**Stated task**: Each entry below should be returned exactly as is, with the pictures removed.

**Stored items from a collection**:

-- START --

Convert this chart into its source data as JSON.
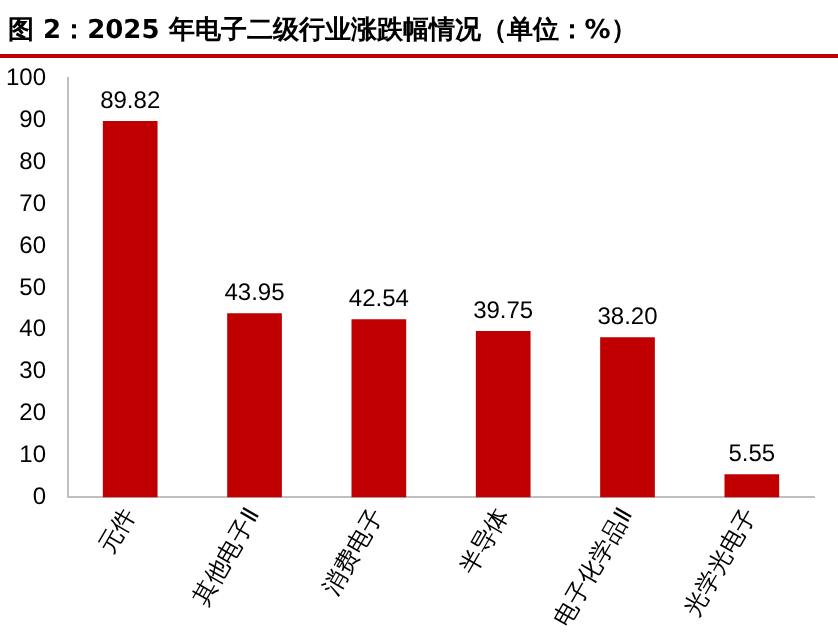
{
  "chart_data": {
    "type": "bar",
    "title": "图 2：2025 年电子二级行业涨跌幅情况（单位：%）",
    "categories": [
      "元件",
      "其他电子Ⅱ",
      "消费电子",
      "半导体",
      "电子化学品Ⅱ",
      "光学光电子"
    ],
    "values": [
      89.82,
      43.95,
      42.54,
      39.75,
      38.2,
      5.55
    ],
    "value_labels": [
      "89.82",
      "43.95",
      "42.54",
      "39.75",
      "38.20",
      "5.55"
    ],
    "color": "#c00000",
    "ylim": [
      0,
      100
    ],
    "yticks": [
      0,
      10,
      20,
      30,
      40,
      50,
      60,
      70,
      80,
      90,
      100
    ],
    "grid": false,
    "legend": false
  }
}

-- END --

**Written answer**:
Convert this chart into its source data as JSON.
{
  "chart_data": {
    "type": "bar",
    "title": "图 2：2025 年电子二级行业涨跌幅情况（单位：%）",
    "categories": [
      "元件",
      "其他电子Ⅱ",
      "消费电子",
      "半导体",
      "电子化学品Ⅱ",
      "光学光电子"
    ],
    "values": [
      89.82,
      43.95,
      42.54,
      39.75,
      38.2,
      5.55
    ],
    "value_labels": [
      "89.82",
      "43.95",
      "42.54",
      "39.75",
      "38.20",
      "5.55"
    ],
    "color": "#c00000",
    "ylim": [
      0,
      100
    ],
    "yticks": [
      0,
      10,
      20,
      30,
      40,
      50,
      60,
      70,
      80,
      90,
      100
    ],
    "grid": false,
    "legend": false
  }
}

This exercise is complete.